┌─ Data section

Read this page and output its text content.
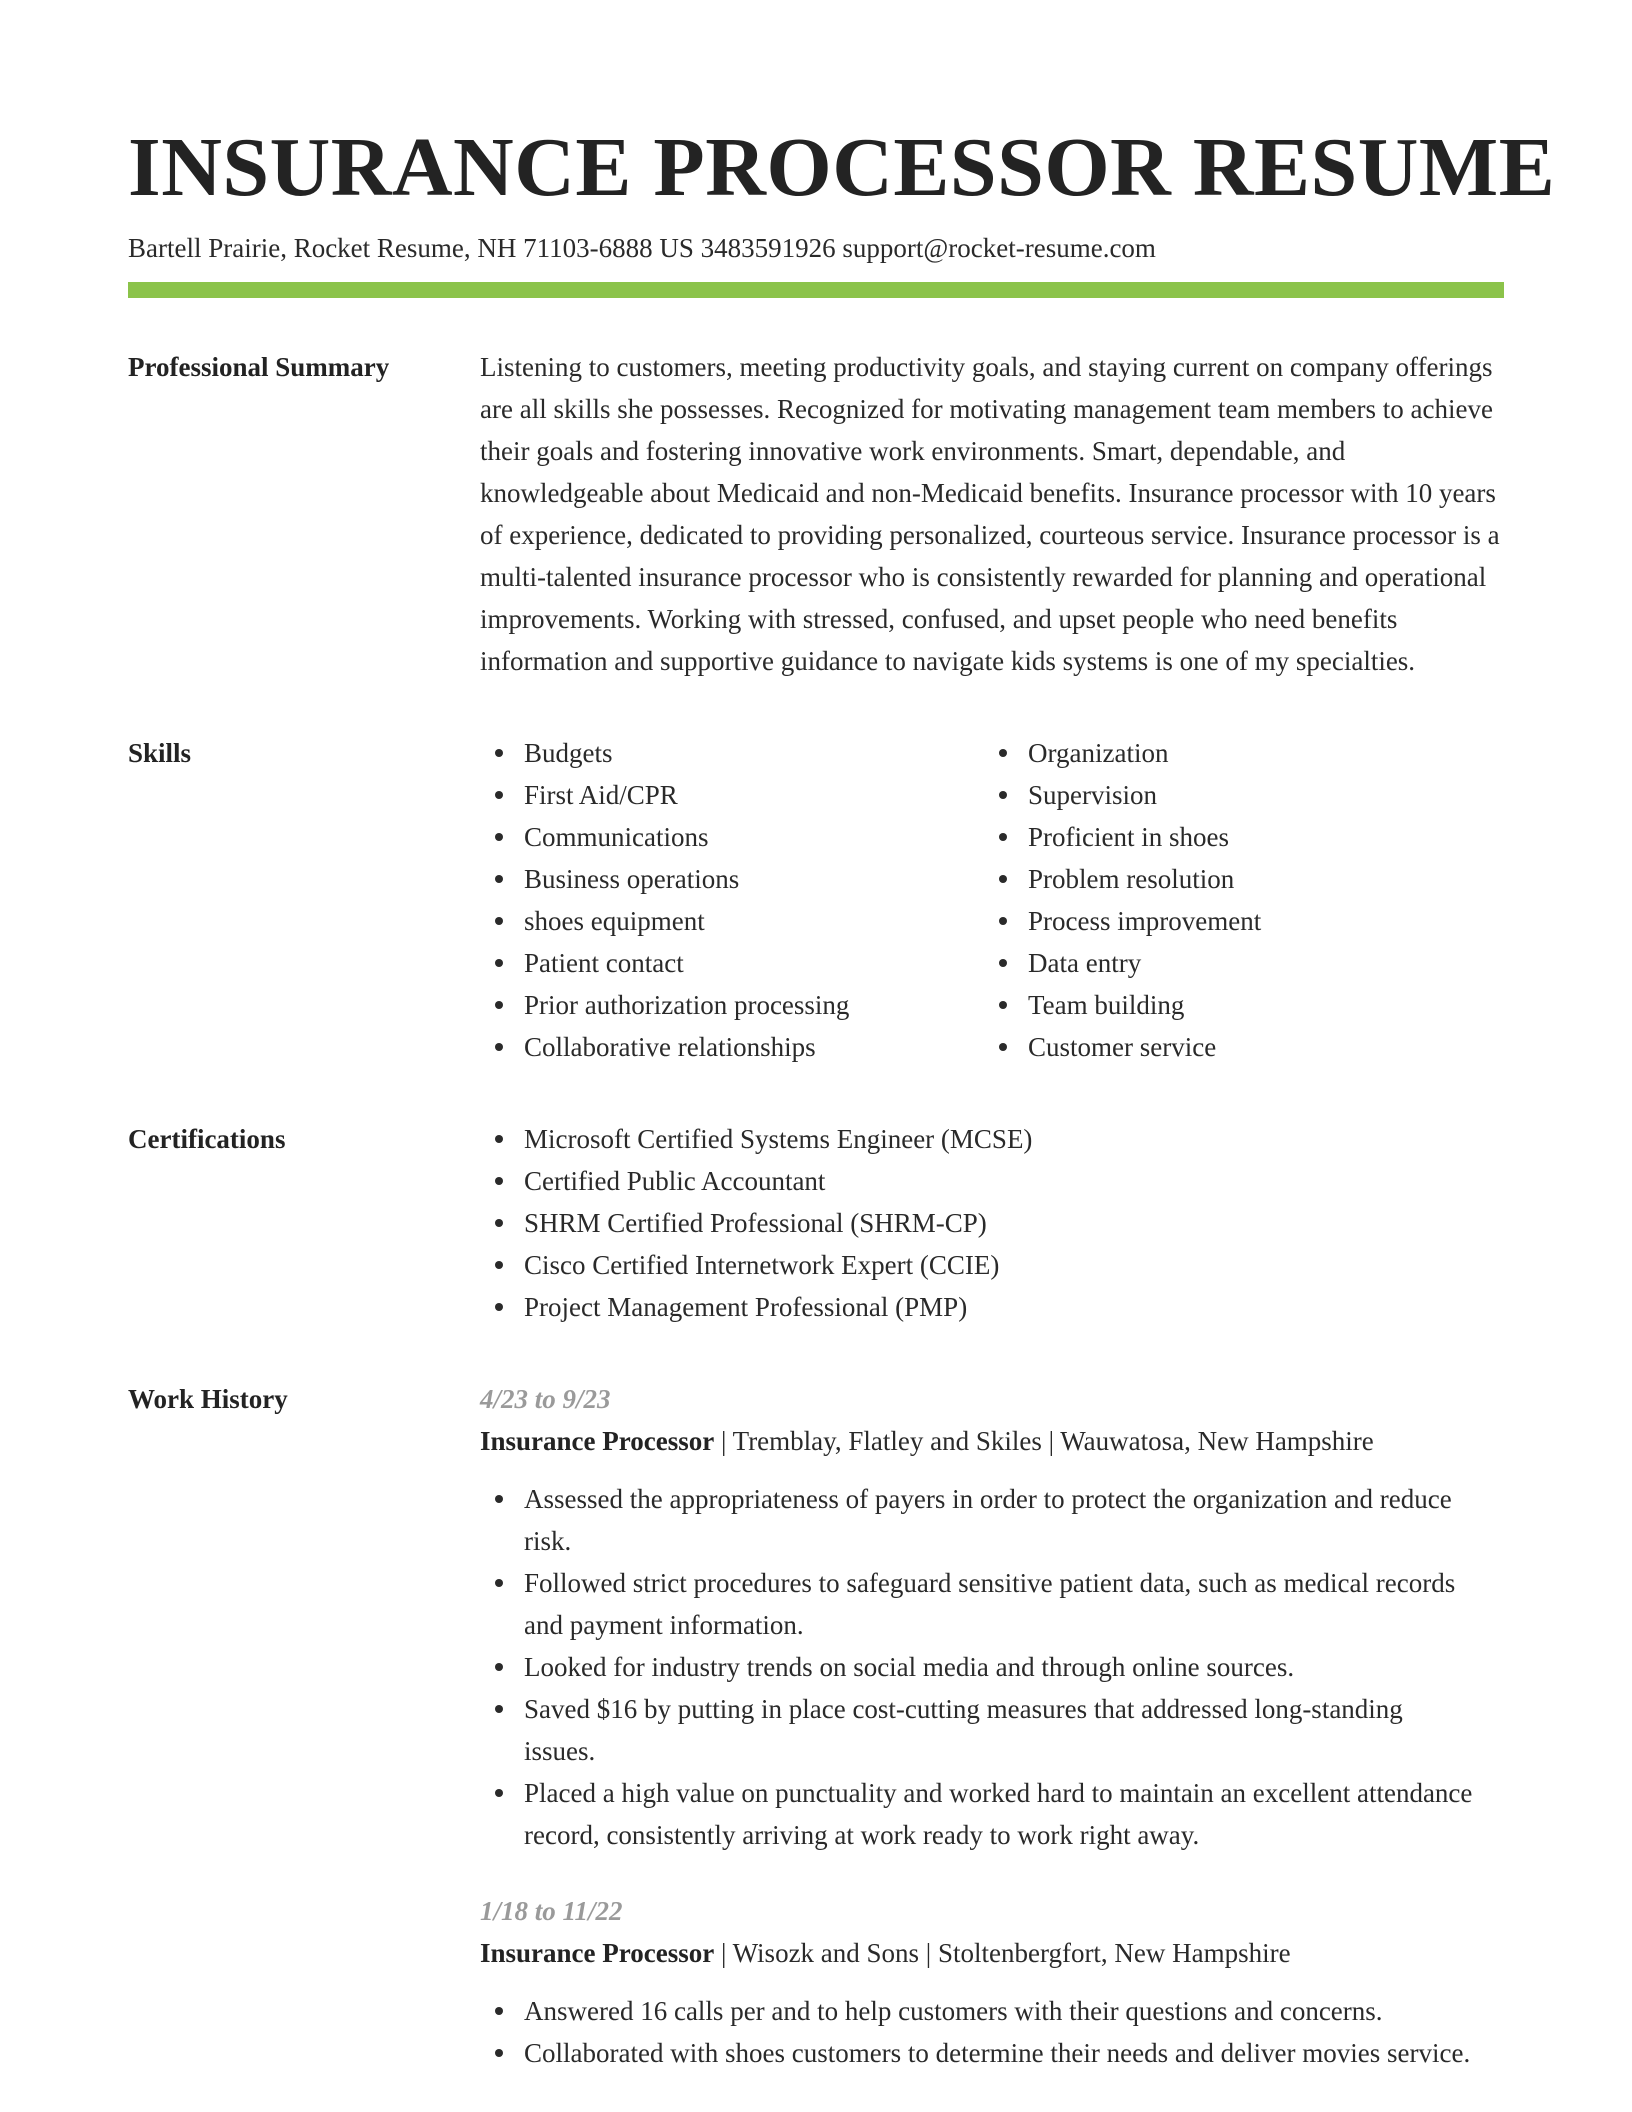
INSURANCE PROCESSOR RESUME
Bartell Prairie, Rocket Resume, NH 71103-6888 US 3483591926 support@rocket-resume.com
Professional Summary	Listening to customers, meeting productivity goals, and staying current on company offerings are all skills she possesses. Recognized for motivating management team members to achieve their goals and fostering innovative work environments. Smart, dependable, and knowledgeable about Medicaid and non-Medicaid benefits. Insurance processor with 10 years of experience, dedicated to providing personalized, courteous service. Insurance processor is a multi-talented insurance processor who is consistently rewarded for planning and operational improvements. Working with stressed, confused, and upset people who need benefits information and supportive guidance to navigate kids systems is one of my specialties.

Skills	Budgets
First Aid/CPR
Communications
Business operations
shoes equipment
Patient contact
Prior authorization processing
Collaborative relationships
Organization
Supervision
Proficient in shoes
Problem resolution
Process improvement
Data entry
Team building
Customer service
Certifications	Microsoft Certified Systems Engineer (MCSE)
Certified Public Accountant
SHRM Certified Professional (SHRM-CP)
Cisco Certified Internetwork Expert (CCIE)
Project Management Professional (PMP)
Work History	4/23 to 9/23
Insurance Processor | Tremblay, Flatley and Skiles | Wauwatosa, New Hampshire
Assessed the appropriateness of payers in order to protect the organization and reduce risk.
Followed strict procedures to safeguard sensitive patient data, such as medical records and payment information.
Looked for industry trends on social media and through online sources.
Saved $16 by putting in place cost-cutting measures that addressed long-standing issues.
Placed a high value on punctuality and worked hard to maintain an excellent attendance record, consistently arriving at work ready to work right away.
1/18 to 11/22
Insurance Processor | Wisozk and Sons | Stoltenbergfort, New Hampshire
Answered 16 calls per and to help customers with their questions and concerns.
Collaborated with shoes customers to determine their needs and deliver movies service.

└─
┌─ Data section

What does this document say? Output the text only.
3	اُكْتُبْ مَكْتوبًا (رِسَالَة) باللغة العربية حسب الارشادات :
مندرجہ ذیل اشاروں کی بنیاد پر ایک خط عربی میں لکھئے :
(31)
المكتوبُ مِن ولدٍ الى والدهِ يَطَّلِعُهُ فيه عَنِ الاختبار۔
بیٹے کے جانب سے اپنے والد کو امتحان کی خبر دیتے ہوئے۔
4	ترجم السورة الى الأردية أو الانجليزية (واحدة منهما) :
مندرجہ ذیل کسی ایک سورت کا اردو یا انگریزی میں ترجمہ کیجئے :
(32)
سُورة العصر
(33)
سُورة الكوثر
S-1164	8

└─
┌─ Data section

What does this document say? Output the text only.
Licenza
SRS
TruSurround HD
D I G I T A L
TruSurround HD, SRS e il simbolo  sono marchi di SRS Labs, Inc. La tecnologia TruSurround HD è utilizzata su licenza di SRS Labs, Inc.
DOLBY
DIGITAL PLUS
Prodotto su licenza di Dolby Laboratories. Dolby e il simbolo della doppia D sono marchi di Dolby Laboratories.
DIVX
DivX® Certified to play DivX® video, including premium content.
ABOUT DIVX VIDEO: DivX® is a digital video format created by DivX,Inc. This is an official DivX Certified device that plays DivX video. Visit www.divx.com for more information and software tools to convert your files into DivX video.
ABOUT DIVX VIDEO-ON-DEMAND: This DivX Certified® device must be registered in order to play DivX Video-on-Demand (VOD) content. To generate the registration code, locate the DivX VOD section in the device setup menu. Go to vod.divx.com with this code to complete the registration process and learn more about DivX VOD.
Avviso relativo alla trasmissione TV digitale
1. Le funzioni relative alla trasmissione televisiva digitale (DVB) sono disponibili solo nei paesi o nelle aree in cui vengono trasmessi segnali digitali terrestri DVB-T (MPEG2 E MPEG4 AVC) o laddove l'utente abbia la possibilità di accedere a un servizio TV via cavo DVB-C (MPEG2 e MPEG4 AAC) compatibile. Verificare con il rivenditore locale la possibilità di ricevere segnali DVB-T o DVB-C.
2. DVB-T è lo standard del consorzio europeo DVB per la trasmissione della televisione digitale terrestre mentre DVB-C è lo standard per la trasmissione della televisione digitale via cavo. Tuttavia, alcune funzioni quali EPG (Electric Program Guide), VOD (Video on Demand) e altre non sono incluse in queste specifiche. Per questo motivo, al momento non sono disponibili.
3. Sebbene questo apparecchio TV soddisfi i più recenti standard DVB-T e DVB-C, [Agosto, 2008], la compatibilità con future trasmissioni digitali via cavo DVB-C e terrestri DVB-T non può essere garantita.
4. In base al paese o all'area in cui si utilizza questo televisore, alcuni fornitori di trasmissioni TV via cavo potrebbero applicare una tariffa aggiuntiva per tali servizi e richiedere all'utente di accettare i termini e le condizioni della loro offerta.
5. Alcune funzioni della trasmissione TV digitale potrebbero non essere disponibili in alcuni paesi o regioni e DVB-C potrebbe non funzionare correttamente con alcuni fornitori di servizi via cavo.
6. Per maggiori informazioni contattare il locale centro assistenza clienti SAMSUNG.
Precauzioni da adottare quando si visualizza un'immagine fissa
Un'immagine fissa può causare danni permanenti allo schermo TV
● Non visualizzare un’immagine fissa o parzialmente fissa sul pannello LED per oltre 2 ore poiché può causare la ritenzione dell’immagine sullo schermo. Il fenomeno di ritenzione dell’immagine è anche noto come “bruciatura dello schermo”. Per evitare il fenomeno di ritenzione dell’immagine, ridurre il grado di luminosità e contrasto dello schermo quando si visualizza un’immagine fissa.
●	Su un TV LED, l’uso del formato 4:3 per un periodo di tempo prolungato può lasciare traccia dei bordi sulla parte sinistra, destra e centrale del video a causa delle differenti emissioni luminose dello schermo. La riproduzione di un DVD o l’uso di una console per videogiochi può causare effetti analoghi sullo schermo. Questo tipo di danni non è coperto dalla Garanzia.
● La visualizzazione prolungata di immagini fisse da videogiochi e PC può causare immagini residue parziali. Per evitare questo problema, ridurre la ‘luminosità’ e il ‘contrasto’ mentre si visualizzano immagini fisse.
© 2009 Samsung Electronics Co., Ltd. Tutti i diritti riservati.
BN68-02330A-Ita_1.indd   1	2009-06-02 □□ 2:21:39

└─

» Written problem
How many lines in these entries hold the string "their"? Answer with the number alone.

» Completed exercise
3